• **What is expected**:
Return the number of lines holding "help", with nothing added.

• **Materials provided**:

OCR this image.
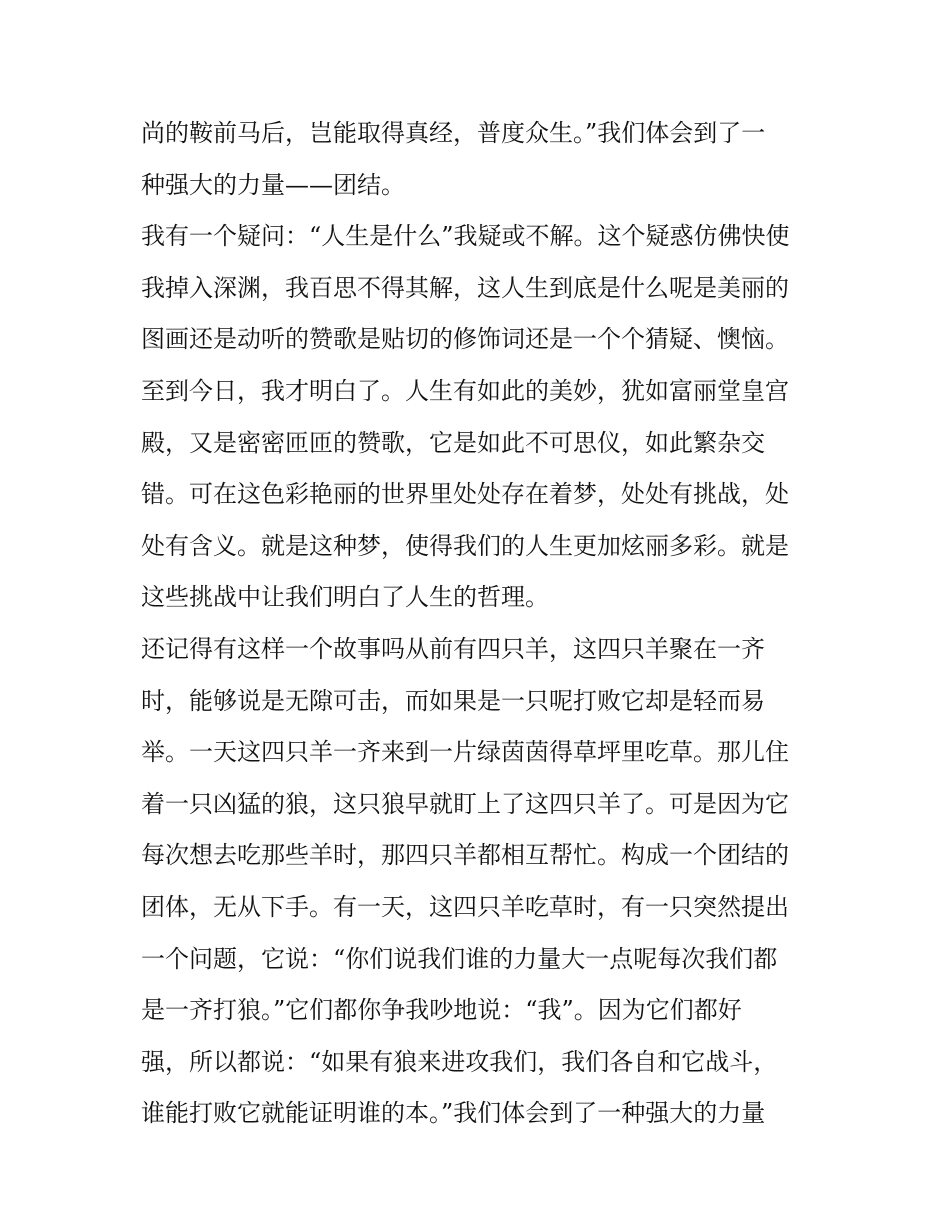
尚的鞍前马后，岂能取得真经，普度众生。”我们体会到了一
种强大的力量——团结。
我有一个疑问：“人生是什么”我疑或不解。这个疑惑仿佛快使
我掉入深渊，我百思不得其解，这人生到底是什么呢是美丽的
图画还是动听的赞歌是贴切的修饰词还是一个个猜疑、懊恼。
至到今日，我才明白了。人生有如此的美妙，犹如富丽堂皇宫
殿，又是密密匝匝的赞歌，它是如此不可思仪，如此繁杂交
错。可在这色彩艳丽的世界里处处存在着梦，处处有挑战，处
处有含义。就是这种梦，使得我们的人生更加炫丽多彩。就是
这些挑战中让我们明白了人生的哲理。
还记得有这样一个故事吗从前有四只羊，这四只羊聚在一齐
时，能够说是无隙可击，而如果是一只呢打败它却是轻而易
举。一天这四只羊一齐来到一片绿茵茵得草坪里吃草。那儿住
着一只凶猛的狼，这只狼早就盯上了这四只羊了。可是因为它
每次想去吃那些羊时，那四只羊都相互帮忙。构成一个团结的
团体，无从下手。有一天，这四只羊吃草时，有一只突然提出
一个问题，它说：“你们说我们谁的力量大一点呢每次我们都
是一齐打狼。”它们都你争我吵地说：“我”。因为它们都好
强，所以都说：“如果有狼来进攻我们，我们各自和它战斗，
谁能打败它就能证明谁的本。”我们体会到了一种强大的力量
---
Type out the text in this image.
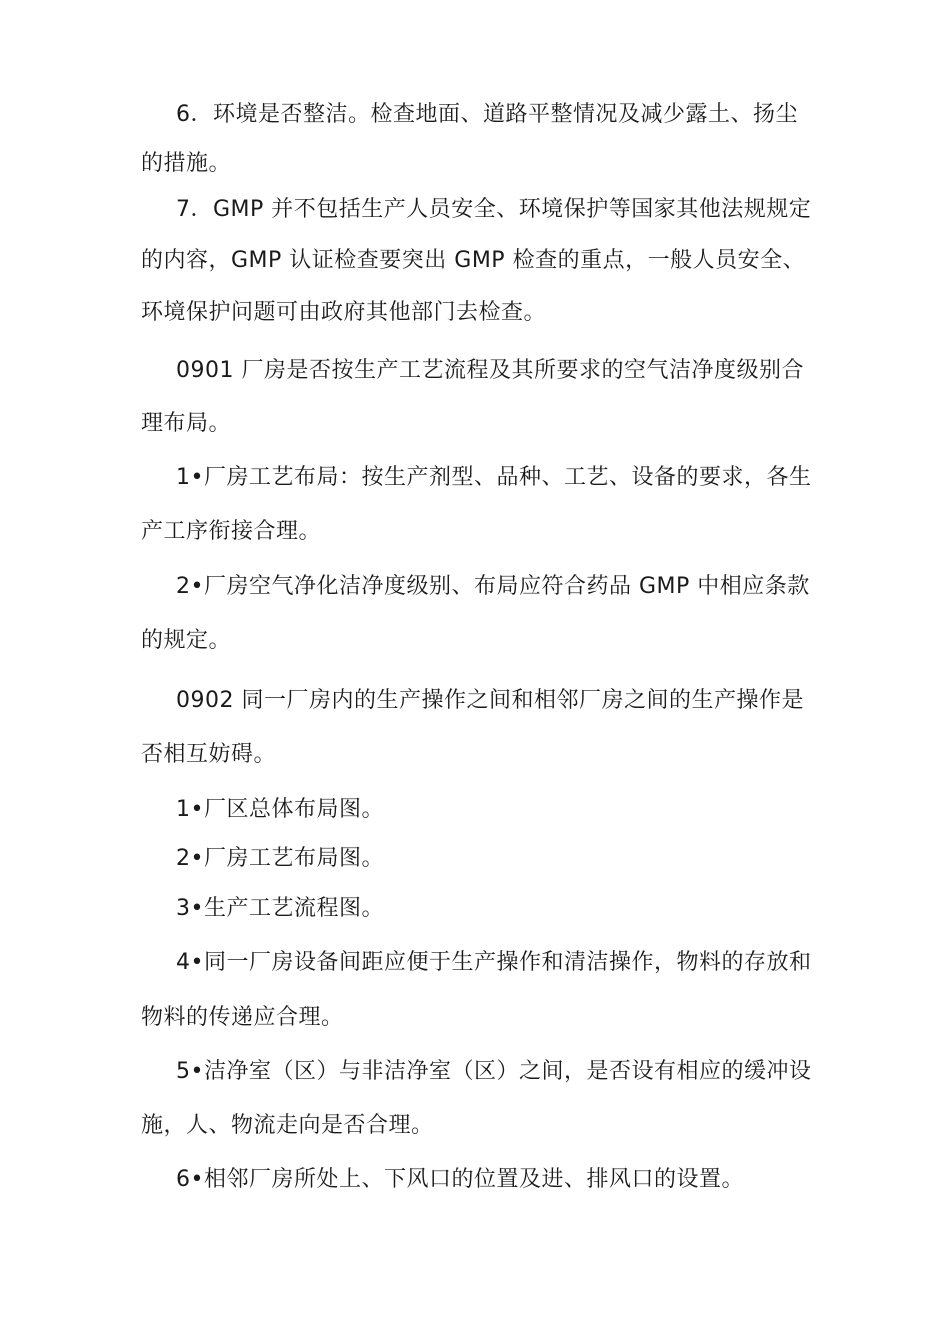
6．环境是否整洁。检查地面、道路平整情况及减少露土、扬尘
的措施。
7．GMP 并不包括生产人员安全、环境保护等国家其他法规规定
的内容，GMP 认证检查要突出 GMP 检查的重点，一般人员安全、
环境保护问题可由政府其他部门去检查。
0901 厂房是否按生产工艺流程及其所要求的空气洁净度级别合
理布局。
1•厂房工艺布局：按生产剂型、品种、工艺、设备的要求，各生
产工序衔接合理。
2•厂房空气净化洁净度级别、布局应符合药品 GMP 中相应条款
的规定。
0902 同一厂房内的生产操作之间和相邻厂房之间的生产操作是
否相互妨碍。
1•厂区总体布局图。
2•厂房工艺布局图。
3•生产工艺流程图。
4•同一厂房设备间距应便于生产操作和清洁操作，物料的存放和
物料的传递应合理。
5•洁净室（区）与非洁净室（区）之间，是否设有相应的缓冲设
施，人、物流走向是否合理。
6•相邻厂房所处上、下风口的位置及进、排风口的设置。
==
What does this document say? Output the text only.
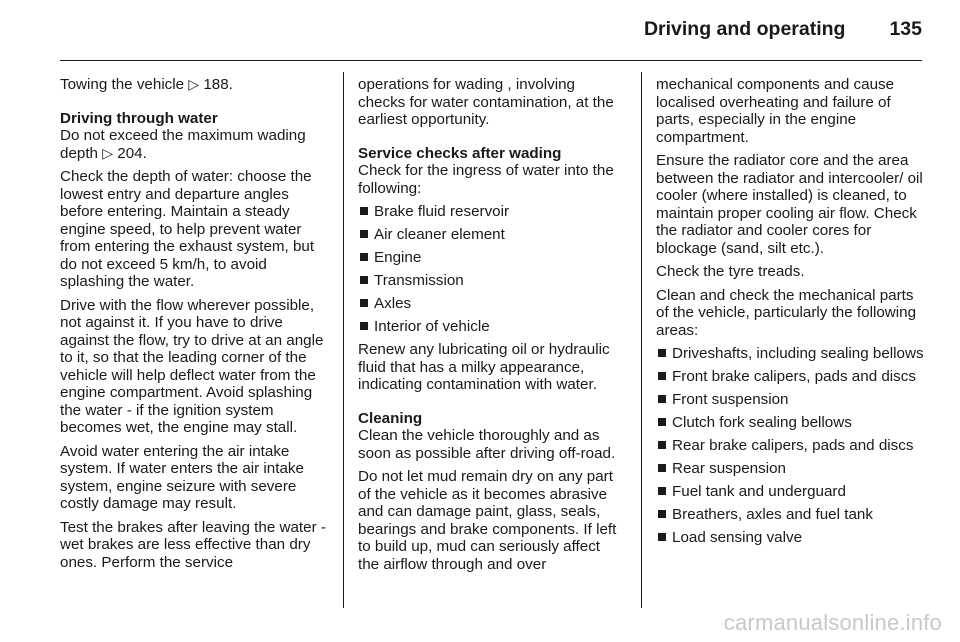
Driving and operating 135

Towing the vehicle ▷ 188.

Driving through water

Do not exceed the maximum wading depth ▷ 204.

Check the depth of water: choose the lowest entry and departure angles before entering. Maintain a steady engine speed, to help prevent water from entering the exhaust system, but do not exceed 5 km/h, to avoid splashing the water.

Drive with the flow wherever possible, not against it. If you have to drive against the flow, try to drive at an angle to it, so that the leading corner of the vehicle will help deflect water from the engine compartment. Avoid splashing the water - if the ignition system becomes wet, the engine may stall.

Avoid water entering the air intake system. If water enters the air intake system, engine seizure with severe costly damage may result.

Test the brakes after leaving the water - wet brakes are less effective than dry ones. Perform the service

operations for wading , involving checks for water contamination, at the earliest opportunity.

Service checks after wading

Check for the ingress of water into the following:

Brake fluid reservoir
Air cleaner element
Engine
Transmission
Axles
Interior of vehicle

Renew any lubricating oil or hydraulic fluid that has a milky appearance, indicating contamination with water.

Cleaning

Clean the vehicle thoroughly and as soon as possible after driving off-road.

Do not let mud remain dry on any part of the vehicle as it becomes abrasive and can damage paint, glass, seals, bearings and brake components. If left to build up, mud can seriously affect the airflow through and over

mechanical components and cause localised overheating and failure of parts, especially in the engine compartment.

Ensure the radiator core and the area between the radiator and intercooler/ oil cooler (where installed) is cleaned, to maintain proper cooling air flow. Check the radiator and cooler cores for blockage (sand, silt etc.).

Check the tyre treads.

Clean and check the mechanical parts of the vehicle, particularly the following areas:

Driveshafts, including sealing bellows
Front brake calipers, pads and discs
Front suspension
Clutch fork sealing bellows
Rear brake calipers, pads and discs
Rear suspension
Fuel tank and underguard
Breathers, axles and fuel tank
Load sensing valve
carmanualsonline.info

• **Written response**:
2